++++ EXERCISE INPUT ++++

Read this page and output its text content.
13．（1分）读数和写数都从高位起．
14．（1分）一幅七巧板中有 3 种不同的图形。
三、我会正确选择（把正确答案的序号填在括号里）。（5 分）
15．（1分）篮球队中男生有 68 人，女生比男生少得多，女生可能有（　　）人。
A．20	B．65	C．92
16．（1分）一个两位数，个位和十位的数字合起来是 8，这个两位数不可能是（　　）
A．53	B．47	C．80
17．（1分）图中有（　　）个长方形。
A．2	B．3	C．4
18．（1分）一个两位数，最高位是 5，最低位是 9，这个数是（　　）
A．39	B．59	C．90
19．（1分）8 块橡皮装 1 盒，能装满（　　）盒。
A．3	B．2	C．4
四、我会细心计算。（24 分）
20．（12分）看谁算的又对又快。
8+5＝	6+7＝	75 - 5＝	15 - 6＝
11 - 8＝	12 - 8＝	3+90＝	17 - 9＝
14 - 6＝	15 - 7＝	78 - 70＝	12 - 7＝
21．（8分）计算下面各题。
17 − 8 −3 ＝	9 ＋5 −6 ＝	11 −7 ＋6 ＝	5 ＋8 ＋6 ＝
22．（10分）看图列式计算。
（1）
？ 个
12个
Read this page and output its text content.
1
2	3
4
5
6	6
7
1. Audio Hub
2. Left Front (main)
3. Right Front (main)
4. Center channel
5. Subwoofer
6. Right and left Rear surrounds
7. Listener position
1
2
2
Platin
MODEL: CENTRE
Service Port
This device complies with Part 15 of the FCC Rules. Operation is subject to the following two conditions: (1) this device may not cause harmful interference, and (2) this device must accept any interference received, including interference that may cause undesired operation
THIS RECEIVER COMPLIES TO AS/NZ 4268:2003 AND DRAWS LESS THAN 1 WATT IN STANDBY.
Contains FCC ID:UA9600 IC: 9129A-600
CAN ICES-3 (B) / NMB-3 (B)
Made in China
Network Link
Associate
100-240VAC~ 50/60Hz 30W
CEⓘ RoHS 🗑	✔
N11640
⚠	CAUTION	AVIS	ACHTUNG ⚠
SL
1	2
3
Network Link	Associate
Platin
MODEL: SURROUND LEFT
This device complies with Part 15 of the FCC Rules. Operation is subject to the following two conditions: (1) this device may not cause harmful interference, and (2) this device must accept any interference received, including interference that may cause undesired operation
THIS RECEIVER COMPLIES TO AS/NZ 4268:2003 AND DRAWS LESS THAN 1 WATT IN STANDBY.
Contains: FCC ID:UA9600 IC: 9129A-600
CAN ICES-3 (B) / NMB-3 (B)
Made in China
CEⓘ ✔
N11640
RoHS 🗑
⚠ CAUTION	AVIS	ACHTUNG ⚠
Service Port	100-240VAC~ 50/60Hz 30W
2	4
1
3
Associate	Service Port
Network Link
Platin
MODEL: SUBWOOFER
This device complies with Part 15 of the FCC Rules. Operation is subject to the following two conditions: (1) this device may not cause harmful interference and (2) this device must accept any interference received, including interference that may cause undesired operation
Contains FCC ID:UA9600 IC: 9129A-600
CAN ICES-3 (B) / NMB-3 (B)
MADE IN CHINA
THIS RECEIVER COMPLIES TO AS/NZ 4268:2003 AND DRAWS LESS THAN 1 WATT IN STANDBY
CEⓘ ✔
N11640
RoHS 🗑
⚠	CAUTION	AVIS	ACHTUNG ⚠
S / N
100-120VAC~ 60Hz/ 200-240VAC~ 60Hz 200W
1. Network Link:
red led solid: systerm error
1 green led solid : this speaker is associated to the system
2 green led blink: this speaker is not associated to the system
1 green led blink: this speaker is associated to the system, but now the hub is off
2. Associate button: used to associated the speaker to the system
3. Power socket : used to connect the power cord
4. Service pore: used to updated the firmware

++++
++++ EXERCISE INPUT ++++

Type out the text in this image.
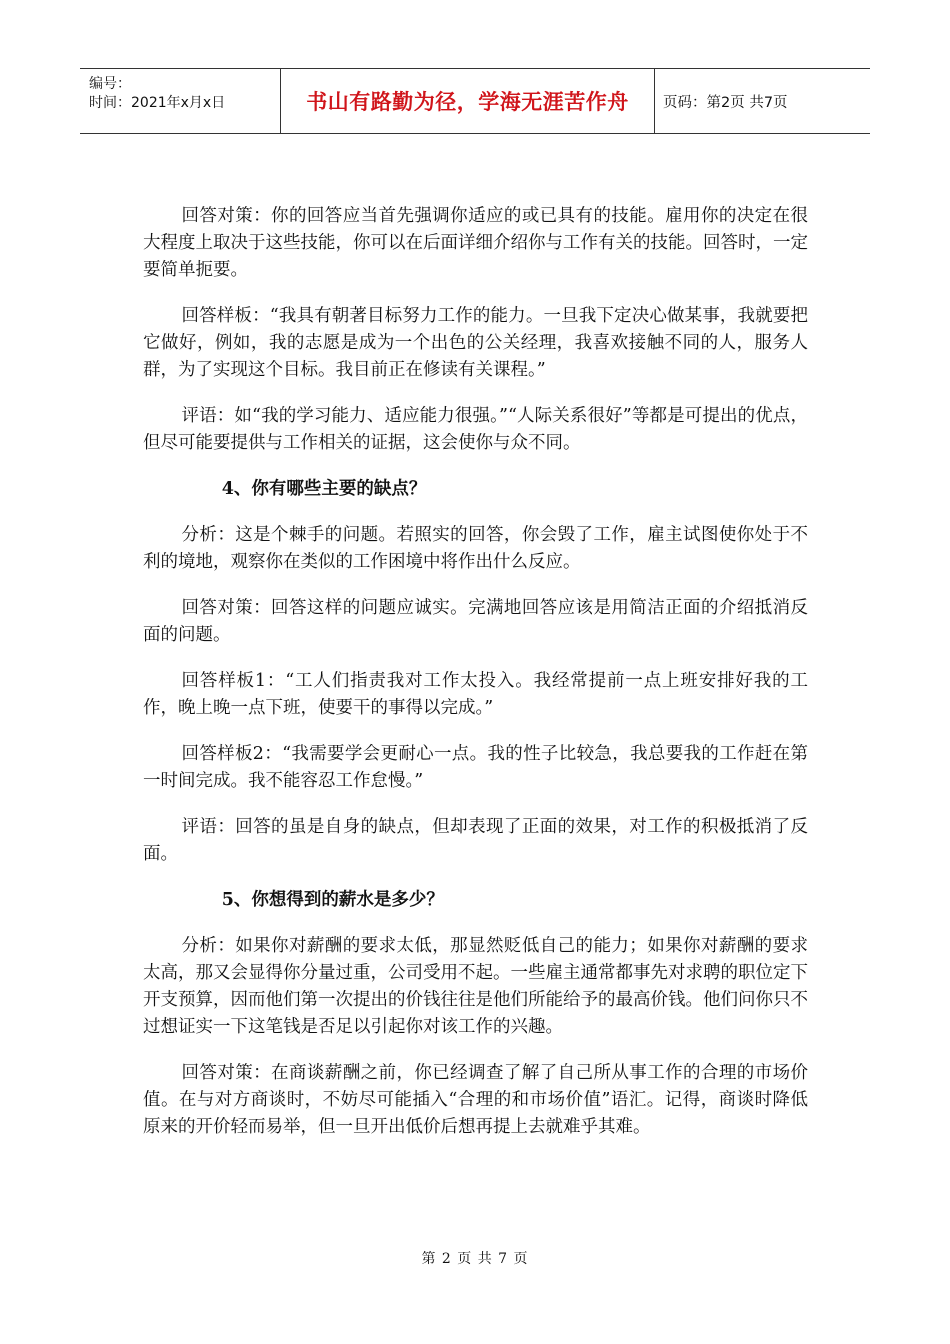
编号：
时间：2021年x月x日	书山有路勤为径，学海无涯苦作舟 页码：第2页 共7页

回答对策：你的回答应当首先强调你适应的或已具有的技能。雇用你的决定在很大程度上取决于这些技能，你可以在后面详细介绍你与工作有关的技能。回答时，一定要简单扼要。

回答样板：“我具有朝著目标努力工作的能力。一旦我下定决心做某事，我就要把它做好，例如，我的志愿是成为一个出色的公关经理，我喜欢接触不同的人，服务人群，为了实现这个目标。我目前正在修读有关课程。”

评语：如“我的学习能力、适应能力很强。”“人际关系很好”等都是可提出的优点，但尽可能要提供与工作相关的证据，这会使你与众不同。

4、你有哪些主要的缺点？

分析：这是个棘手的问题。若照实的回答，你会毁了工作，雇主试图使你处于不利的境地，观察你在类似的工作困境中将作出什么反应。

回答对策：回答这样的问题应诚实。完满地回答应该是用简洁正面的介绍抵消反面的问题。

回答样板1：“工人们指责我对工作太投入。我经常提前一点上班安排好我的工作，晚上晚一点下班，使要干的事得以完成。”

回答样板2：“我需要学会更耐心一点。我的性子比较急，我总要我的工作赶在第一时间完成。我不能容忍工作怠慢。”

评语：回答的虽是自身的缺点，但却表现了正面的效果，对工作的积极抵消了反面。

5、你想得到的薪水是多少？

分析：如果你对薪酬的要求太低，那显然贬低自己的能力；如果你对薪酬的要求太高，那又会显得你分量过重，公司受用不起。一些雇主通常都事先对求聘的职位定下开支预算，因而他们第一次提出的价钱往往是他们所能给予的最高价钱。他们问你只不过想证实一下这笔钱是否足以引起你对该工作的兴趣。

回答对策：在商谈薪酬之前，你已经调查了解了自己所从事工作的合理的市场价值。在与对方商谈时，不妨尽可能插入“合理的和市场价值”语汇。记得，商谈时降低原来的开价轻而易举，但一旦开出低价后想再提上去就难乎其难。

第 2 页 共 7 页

++++
++++ EXERCISE INPUT ++++

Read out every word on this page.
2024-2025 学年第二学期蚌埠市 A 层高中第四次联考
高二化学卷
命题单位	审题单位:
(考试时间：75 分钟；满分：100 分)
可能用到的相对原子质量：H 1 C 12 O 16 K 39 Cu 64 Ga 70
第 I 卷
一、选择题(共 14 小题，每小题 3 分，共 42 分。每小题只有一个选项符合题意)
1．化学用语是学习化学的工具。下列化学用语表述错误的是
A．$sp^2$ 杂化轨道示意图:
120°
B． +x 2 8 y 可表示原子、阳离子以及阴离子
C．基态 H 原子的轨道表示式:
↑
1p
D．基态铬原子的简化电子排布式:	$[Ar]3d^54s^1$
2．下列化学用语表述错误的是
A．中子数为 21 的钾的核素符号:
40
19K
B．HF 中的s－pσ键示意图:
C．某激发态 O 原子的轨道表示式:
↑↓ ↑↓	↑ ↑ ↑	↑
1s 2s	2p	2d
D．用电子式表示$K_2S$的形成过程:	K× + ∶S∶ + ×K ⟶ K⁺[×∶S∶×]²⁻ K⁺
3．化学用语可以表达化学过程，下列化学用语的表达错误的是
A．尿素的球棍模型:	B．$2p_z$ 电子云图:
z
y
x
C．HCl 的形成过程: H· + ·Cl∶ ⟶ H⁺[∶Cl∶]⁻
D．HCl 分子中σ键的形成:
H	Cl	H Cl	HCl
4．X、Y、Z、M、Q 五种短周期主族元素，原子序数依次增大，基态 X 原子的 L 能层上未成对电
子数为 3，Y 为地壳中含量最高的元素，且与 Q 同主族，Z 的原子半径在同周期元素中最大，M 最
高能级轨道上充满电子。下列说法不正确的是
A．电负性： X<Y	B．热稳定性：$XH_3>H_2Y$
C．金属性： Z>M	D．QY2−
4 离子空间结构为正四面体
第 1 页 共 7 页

++++

REQUEST: In the records above, how many lines contain the string "一个两位数"? State that number only.

EXERCISE OUTPUT: 2